# DO THIS
Beneath this sentence is a set of records; write each of them out exactly.

# Dataset items
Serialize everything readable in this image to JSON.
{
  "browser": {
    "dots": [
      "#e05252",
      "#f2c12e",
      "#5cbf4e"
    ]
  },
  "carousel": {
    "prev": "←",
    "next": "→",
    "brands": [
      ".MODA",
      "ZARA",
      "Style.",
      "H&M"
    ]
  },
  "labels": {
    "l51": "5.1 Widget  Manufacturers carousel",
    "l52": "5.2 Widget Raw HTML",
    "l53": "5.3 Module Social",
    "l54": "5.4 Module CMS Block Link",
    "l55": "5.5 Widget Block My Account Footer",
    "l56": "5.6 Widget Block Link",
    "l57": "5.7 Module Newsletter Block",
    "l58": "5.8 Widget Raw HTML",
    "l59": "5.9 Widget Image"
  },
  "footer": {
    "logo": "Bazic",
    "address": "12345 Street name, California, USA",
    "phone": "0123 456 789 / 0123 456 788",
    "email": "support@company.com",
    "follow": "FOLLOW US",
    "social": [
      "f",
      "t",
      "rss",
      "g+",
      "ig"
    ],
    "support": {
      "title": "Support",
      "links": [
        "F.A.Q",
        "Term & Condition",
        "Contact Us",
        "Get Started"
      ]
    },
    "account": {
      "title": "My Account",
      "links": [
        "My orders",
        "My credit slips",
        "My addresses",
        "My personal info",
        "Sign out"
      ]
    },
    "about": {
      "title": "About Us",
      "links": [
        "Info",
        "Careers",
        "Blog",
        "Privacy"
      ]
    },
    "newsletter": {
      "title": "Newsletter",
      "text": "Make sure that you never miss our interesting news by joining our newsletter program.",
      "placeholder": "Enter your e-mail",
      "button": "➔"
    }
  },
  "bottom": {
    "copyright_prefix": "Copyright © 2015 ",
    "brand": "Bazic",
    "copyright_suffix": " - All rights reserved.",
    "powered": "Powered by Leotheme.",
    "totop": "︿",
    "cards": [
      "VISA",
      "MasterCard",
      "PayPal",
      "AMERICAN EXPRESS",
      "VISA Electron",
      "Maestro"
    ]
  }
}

# REPLY TO THE EXERCISE
Serialize everything readable in this image to JSON.
{
  "browser": {
    "dots": [
      "#e05252",
      "#f2c12e",
      "#5cbf4e"
    ]
  },
  "carousel": {
    "prev": "←",
    "next": "→",
    "brands": [
      ".MODA",
      "ZARA",
      "Style.",
      "H&M"
    ]
  },
  "labels": {
    "l51": "5.1 Widget  Manufacturers carousel",
    "l52": "5.2 Widget Raw HTML",
    "l53": "5.3 Module Social",
    "l54": "5.4 Module CMS Block Link",
    "l55": "5.5 Widget Block My Account Footer",
    "l56": "5.6 Widget Block Link",
    "l57": "5.7 Module Newsletter Block",
    "l58": "5.8 Widget Raw HTML",
    "l59": "5.9 Widget Image"
  },
  "footer": {
    "logo": "Bazic",
    "address": "12345 Street name, California, USA",
    "phone": "0123 456 789 / 0123 456 788",
    "email": "support@company.com",
    "follow": "FOLLOW US",
    "social": [
      "f",
      "t",
      "rss",
      "g+",
      "ig"
    ],
    "support": {
      "title": "Support",
      "links": [
        "F.A.Q",
        "Term & Condition",
        "Contact Us",
        "Get Started"
      ]
    },
    "account": {
      "title": "My Account",
      "links": [
        "My orders",
        "My credit slips",
        "My addresses",
        "My personal info",
        "Sign out"
      ]
    },
    "about": {
      "title": "About Us",
      "links": [
        "Info",
        "Careers",
        "Blog",
        "Privacy"
      ]
    },
    "newsletter": {
      "title": "Newsletter",
      "text": "Make sure that you never miss our interesting news by joining our newsletter program.",
      "placeholder": "Enter your e-mail",
      "button": "➔"
    }
  },
  "bottom": {
    "copyright_prefix": "Copyright © 2015 ",
    "brand": "Bazic",
    "copyright_suffix": " - All rights reserved.",
    "powered": "Powered by Leotheme.",
    "totop": "︿",
    "cards": [
      "VISA",
      "MasterCard",
      "PayPal",
      "AMERICAN EXPRESS",
      "VISA Electron",
      "Maestro"
    ]
  }
}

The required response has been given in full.